■ Prompt:
For each line that holds "cobertura", copy the line out.

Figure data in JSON

## start

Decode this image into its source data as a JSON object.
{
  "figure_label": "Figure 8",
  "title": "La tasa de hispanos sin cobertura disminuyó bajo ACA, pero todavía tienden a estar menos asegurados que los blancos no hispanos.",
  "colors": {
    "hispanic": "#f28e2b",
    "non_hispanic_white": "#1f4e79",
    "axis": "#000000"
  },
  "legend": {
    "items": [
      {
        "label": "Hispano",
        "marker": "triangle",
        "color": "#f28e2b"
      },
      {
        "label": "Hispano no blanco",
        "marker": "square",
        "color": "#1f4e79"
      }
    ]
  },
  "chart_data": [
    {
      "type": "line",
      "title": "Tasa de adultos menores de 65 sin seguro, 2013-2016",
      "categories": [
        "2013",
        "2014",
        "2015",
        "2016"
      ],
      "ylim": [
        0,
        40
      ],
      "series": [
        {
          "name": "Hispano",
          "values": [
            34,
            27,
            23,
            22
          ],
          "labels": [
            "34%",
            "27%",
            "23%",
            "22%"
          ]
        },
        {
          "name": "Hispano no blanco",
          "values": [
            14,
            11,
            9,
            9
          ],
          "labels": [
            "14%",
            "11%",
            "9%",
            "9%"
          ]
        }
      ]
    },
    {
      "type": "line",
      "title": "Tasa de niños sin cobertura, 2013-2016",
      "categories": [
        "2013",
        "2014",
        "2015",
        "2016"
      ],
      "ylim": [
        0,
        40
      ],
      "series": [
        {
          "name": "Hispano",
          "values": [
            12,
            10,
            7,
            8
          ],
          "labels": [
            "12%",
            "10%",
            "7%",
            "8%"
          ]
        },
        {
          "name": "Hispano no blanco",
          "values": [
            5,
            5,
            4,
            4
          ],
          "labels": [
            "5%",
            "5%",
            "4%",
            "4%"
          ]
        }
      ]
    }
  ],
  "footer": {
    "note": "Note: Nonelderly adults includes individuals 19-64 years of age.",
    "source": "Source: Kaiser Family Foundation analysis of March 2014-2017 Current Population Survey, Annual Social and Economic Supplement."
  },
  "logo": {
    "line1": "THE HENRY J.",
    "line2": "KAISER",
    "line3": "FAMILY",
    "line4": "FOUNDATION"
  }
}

## end

■ Worked solution:
  "title": "La tasa de hispanos sin cobertura disminuyó bajo ACA, pero todavía tienden a estar menos asegurados que los blancos no hispanos.",
      "title": "Tasa de niños sin cobertura, 2013-2016",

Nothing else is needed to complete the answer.